▶ Data to use
****************************************
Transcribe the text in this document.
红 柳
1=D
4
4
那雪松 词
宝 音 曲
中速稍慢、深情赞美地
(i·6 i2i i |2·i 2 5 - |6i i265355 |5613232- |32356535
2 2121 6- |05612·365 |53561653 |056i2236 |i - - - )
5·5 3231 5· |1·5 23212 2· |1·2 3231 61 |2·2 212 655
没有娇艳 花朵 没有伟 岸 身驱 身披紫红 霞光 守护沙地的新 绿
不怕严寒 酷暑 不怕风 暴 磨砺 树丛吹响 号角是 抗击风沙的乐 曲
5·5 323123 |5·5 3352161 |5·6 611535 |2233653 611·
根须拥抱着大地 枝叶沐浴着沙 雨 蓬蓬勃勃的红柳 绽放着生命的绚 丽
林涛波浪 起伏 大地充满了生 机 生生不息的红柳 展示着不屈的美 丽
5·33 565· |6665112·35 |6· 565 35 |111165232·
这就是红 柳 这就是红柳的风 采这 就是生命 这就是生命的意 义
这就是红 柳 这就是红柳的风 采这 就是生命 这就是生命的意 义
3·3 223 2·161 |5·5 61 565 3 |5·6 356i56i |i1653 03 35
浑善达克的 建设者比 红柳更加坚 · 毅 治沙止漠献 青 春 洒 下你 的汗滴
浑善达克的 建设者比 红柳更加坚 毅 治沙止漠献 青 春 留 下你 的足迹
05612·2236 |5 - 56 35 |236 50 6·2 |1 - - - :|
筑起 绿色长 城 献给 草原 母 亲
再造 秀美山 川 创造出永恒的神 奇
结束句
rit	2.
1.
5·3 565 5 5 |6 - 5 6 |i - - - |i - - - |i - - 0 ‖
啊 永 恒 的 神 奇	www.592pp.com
****************************************
▶ Job
Copy all the entries verbatim.

▶ Worked answer
Transcribe the text in this document.
红 柳
1=D
4
4
那雪松 词
宝 音 曲
中速稍慢、深情赞美地
(i·6 i2i i |2·i 2 5 - |6i i265355 |5613232- |32356535
2 2121 6- |05612·365 |53561653 |056i2236 |i - - - )
5·5 3231 5· |1·5 23212 2· |1·2 3231 61 |2·2 212 655
没有娇艳 花朵 没有伟 岸 身驱 身披紫红 霞光 守护沙地的新 绿
不怕严寒 酷暑 不怕风 暴 磨砺 树丛吹响 号角是 抗击风沙的乐 曲
5·5 323123 |5·5 3352161 |5·6 611535 |2233653 611·
根须拥抱着大地 枝叶沐浴着沙 雨 蓬蓬勃勃的红柳 绽放着生命的绚 丽
林涛波浪 起伏 大地充满了生 机 生生不息的红柳 展示着不屈的美 丽
5·33 565· |6665112·35 |6· 565 35 |111165232·
这就是红 柳 这就是红柳的风 采这 就是生命 这就是生命的意 义
这就是红 柳 这就是红柳的风 采这 就是生命 这就是生命的意 义
3·3 223 2·161 |5·5 61 565 3 |5·6 356i56i |i1653 03 35
浑善达克的 建设者比 红柳更加坚 · 毅 治沙止漠献 青 春 洒 下你 的汗滴
浑善达克的 建设者比 红柳更加坚 毅 治沙止漠献 青 春 留 下你 的足迹
05612·2236 |5 - 56 35 |236 50 6·2 |1 - - - :|
筑起 绿色长 城 献给 草原 母 亲
再造 秀美山 川 创造出永恒的神 奇
结束句
rit	2.
1.
5·3 565 5 5 |6 - 5 6 |i - - - |i - - - |i - - 0 ‖
啊 永 恒 的 神 奇	www.592pp.com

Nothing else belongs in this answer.